» **Aim of the exercise**
Return every record below exactly as written, but leave out the pictures.

BEGIN Input for this task

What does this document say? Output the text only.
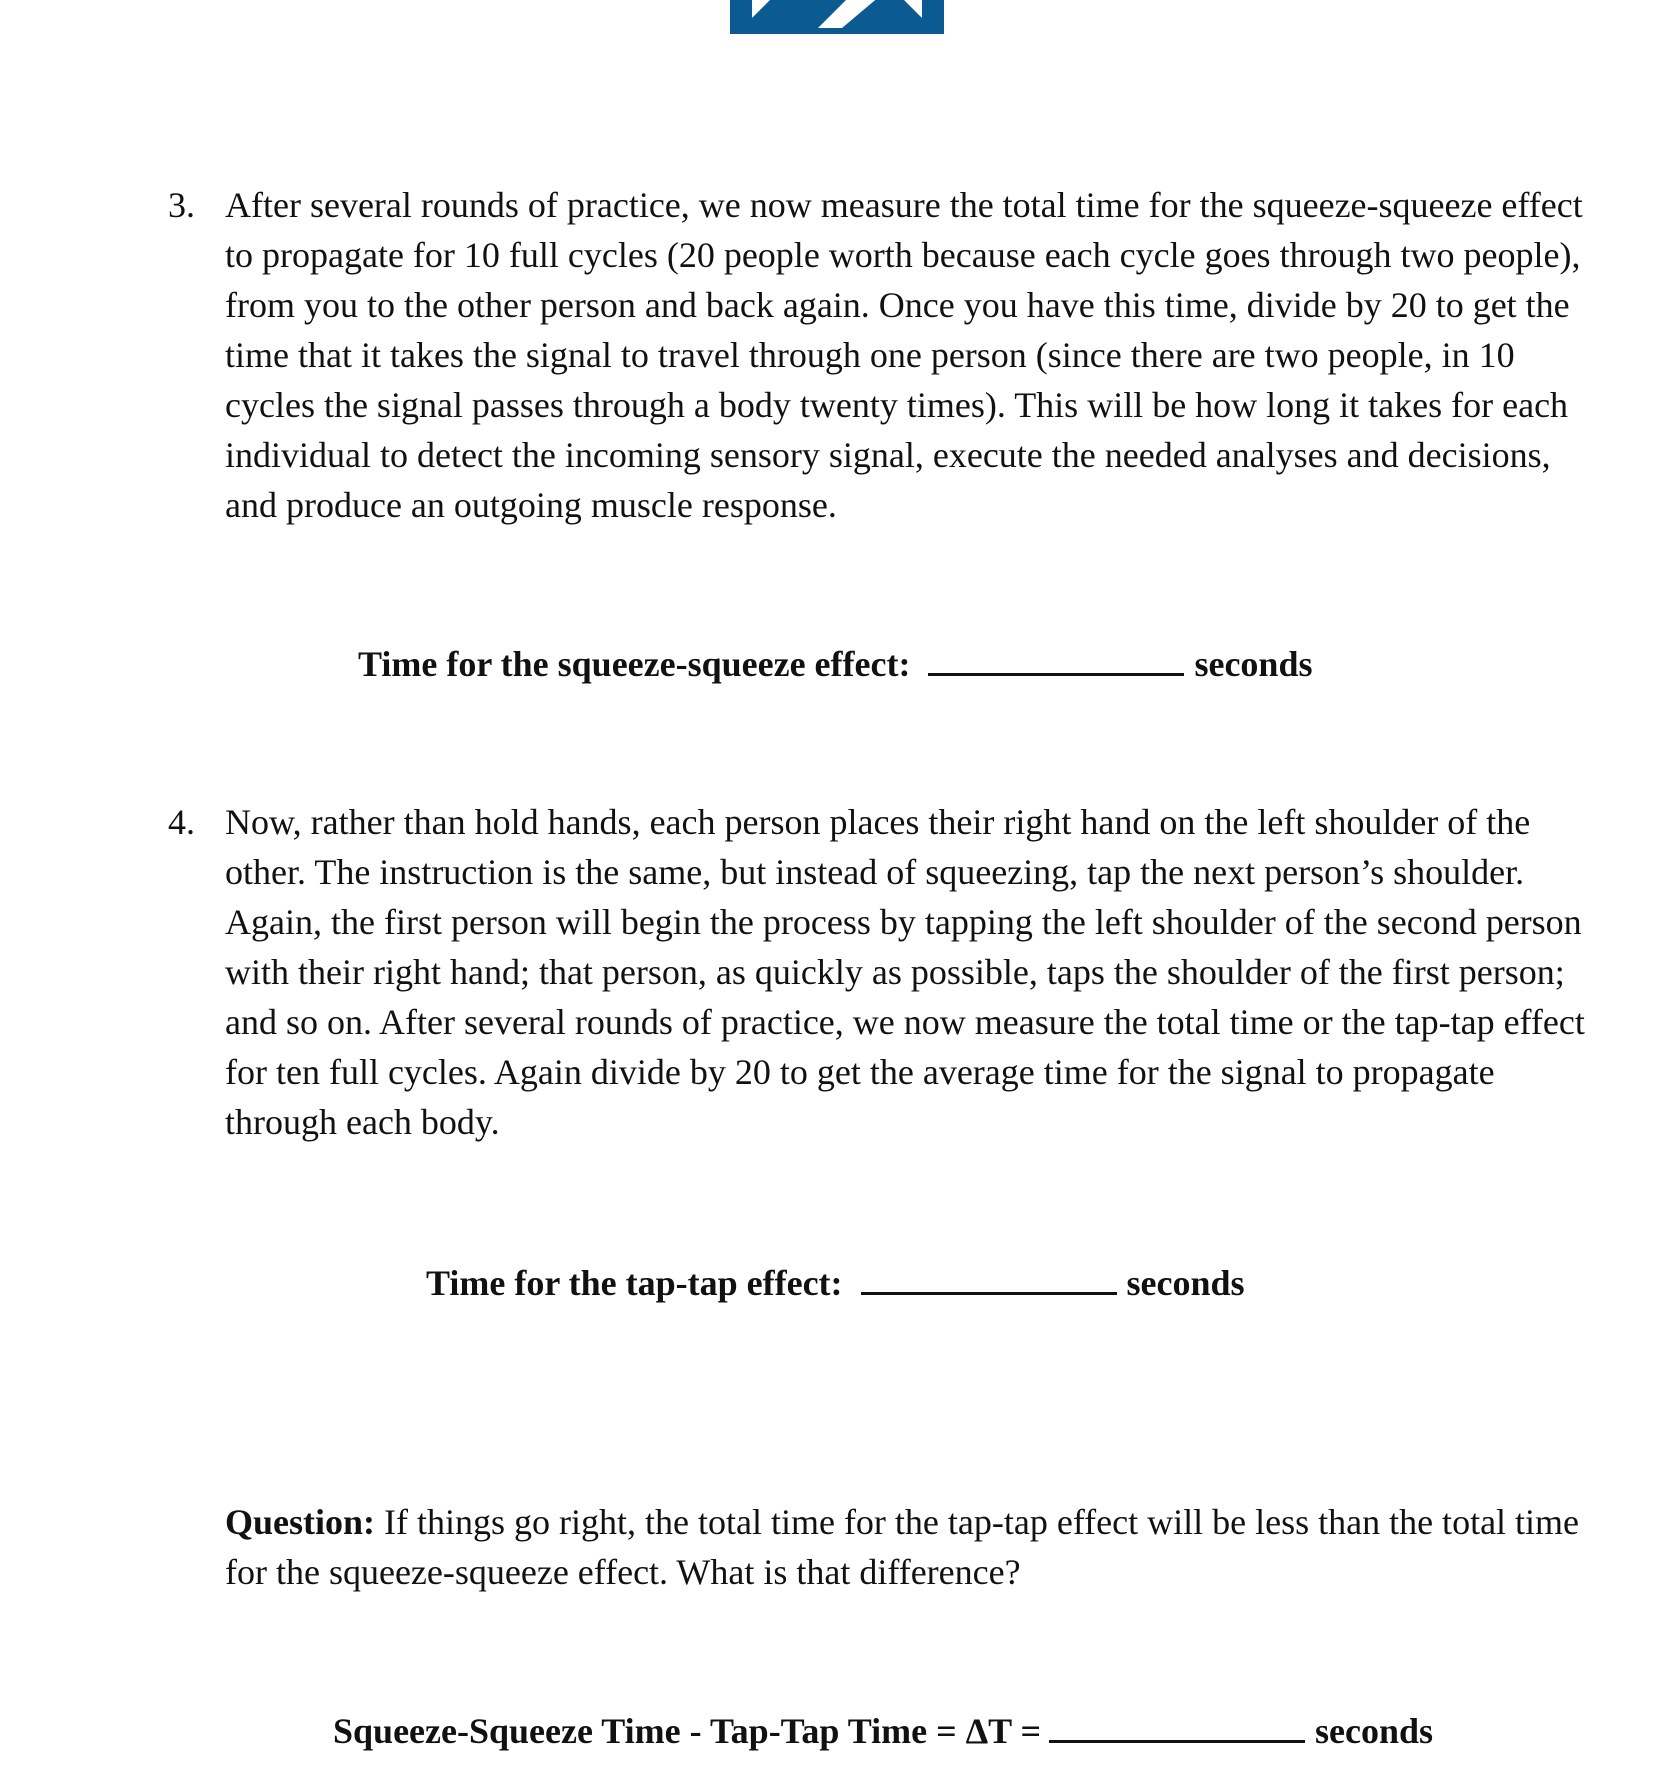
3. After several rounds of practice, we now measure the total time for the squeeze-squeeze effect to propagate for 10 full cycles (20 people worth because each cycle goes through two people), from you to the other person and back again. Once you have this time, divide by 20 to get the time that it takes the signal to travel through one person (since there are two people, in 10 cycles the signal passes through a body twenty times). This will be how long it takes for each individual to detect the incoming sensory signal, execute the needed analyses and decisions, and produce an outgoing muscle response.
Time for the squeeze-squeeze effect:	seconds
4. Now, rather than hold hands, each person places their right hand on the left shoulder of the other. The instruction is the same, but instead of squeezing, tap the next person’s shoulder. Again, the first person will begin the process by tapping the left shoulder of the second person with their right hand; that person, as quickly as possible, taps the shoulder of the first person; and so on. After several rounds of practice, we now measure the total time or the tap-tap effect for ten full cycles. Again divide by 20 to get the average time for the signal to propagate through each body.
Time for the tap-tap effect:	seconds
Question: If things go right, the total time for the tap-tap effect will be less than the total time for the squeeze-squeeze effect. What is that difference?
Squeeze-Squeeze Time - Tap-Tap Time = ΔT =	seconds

END Input for this task

» **Expected answer**
What does this document say? Output the text only.
3. After several rounds of practice, we now measure the total time for the squeeze-squeeze effect to propagate for 10 full cycles (20 people worth because each cycle goes through two people), from you to the other person and back again. Once you have this time, divide by 20 to get the time that it takes the signal to travel through one person (since there are two people, in 10 cycles the signal passes through a body twenty times). This will be how long it takes for each individual to detect the incoming sensory signal, execute the needed analyses and decisions, and produce an outgoing muscle response.
Time for the squeeze-squeeze effect:	seconds
4. Now, rather than hold hands, each person places their right hand on the left shoulder of the other. The instruction is the same, but instead of squeezing, tap the next person’s shoulder. Again, the first person will begin the process by tapping the left shoulder of the second person with their right hand; that person, as quickly as possible, taps the shoulder of the first person; and so on. After several rounds of practice, we now measure the total time or the tap-tap effect for ten full cycles. Again divide by 20 to get the average time for the signal to propagate through each body.
Time for the tap-tap effect:	seconds
Question: If things go right, the total time for the tap-tap effect will be less than the total time for the squeeze-squeeze effect. What is that difference?
Squeeze-Squeeze Time - Tap-Tap Time = ΔT =	seconds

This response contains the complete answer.